Written exercise: Locate all lines with the word "rear". Copy them.

** start Material provided **

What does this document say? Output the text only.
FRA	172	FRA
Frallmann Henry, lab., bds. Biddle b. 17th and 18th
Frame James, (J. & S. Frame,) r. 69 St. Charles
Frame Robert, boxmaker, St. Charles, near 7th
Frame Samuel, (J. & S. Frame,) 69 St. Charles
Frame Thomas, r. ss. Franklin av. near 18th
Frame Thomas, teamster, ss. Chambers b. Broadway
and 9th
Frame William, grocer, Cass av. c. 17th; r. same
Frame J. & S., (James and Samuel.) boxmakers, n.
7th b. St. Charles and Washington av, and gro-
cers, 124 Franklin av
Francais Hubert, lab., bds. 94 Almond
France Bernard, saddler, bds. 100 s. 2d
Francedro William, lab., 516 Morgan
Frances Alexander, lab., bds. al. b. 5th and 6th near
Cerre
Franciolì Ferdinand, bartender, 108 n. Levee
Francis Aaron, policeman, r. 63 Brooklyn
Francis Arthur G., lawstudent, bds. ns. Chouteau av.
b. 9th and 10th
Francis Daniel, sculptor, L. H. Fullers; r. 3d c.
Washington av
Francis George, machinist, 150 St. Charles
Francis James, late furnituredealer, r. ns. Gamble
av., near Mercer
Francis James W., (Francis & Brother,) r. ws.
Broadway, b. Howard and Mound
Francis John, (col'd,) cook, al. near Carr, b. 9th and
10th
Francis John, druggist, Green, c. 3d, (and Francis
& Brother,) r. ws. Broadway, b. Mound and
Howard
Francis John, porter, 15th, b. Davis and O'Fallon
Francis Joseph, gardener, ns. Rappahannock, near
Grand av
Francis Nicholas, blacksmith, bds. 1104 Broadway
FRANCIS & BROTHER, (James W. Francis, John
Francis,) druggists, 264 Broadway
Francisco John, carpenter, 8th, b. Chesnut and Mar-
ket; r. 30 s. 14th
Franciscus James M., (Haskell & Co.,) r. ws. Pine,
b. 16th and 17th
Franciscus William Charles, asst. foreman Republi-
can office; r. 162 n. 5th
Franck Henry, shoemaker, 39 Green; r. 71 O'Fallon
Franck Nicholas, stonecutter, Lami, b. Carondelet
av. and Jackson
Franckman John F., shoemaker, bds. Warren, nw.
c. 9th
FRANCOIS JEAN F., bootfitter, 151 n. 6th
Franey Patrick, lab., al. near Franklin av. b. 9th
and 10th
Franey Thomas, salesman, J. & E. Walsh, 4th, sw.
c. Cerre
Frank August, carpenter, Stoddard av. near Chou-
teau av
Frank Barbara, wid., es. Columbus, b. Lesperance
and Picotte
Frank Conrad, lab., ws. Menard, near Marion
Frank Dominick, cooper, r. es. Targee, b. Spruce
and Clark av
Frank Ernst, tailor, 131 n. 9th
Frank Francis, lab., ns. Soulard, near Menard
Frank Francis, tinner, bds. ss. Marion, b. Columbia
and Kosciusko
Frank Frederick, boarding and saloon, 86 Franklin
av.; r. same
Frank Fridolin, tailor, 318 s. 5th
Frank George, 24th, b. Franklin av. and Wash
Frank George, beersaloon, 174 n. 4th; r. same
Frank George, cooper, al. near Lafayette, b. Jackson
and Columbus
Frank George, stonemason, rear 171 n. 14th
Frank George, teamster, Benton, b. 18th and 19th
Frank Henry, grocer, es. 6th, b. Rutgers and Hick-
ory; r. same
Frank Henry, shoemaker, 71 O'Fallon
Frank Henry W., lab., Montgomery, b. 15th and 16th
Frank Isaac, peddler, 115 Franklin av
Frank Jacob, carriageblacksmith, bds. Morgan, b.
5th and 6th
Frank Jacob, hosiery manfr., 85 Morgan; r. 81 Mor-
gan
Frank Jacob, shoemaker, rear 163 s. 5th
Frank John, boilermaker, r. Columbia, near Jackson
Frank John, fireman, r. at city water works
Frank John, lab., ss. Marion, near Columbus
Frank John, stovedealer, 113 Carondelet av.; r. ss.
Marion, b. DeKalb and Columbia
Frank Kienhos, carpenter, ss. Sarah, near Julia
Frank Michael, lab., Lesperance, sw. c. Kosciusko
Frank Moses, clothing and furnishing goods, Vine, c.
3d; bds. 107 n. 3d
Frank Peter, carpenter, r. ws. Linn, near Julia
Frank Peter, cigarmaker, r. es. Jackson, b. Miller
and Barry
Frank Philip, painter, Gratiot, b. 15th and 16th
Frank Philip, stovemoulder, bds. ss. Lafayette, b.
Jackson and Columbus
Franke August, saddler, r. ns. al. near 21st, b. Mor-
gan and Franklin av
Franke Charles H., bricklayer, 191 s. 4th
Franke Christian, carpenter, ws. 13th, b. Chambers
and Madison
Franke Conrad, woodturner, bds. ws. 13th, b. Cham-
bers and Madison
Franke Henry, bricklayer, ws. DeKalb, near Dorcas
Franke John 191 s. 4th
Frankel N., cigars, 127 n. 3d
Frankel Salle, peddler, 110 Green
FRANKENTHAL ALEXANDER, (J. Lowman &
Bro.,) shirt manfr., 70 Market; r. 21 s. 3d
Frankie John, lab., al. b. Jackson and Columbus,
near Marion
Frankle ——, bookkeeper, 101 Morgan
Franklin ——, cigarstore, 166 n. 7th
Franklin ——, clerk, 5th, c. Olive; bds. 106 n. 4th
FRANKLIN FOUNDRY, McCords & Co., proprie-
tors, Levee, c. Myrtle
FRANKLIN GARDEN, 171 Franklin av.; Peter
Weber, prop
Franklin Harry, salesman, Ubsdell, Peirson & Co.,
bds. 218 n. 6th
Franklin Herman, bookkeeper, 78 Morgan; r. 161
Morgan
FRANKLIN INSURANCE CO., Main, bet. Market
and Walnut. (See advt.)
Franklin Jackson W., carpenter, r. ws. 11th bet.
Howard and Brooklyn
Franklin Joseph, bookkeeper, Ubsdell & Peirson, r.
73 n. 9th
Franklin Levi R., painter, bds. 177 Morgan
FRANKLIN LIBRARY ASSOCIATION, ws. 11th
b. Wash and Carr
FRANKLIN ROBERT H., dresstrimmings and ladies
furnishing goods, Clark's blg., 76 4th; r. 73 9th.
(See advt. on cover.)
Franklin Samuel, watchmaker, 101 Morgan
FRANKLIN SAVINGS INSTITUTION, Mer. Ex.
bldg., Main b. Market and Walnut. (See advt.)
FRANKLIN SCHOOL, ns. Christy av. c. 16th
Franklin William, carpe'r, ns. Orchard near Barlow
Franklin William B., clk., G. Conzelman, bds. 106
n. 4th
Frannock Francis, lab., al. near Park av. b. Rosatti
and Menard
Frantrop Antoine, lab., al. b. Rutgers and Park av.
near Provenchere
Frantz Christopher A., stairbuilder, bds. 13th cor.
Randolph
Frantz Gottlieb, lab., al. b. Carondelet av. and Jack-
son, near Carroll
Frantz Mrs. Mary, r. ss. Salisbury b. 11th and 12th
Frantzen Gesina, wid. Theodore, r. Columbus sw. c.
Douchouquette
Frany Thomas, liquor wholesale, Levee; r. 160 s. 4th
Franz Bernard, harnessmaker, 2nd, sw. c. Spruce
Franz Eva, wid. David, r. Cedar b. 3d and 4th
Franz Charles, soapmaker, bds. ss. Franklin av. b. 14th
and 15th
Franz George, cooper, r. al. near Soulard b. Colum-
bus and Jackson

** end Material provided **

Answer to the problem:
Frank George, stonemason, rear 171 n. 14th
Frank Jacob, shoemaker, rear 163 s. 5th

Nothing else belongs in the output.